Begin Data for processing

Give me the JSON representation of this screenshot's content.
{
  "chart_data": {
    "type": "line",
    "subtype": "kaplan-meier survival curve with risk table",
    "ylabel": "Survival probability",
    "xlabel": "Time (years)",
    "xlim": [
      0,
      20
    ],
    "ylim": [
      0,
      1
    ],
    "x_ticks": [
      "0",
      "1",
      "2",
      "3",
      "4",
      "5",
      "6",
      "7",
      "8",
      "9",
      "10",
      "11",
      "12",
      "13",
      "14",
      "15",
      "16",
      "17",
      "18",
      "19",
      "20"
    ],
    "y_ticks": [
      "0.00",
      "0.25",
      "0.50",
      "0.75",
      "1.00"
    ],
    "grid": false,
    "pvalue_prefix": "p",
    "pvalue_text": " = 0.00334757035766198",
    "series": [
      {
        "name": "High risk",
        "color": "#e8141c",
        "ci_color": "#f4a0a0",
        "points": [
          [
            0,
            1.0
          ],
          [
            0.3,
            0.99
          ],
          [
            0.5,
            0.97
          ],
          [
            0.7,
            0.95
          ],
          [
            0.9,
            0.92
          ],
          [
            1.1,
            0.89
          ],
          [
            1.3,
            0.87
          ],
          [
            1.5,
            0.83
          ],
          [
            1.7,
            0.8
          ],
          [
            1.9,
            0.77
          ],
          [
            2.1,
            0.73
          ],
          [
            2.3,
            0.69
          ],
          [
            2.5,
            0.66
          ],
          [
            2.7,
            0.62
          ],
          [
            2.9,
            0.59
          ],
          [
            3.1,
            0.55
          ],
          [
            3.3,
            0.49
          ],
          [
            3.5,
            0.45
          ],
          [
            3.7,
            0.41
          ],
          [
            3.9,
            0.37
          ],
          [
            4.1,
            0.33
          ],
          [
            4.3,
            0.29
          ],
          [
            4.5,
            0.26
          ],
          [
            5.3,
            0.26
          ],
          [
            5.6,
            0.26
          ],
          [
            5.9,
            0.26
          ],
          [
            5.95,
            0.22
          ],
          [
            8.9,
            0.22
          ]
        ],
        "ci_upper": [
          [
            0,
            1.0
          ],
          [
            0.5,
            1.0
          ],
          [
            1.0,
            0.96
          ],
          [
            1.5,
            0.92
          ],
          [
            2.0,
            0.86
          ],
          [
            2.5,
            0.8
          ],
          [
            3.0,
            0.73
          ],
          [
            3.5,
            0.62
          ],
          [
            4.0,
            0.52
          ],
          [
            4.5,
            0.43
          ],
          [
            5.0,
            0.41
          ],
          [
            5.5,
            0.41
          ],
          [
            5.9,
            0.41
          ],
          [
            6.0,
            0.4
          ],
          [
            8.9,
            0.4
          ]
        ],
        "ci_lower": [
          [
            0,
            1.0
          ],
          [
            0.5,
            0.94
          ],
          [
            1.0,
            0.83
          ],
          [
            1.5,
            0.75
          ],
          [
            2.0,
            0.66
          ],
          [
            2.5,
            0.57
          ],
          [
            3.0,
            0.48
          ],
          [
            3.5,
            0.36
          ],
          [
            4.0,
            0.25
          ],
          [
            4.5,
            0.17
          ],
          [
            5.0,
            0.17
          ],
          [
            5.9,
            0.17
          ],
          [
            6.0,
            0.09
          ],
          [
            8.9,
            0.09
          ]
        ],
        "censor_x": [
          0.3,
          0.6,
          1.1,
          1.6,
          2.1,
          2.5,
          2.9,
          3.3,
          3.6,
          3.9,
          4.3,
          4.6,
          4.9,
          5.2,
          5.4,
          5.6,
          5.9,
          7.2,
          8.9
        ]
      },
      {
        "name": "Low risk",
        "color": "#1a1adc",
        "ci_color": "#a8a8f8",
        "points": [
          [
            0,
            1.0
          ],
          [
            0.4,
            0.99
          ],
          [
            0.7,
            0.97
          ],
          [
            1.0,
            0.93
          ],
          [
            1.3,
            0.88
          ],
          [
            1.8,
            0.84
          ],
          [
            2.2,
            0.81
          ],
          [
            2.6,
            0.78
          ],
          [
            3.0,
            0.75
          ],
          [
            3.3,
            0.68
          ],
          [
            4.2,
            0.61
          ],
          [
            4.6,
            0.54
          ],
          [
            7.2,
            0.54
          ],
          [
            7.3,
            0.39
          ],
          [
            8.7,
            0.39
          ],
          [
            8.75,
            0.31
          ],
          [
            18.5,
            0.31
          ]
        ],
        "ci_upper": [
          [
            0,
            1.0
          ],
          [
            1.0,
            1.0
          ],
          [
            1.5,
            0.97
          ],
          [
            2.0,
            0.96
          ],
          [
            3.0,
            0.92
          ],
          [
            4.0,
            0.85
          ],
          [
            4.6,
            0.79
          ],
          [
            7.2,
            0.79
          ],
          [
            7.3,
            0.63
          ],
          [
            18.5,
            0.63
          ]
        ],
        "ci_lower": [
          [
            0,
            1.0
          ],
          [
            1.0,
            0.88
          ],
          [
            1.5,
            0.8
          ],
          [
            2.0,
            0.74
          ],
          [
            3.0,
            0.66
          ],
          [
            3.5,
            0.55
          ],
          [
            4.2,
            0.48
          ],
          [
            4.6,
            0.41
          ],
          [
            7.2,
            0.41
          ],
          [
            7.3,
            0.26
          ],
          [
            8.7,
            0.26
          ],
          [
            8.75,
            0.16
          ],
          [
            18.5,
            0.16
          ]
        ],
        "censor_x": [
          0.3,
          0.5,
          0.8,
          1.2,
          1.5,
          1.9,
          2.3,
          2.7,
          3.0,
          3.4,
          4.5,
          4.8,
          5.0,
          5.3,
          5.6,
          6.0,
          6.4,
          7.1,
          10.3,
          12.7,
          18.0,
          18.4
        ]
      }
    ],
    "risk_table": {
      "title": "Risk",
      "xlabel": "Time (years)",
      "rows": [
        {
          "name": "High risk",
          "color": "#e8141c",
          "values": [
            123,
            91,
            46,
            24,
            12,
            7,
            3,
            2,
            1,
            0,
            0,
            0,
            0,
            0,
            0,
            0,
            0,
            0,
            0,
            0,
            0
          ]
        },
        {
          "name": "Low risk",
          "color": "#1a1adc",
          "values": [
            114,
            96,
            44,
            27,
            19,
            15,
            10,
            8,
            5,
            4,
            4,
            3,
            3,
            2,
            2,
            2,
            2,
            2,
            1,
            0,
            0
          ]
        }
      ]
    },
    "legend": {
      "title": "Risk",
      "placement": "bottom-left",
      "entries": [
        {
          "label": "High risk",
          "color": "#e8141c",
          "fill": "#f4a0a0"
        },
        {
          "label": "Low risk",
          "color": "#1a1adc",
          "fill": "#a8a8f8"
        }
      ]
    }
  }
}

End Data for processing

◆ **Task goal**: Search the listing above for the string "xlabel". Copy every line that contains it.

◆ **Complete answer**:
    "xlabel": "Time (years)",
      "xlabel": "Time (years)",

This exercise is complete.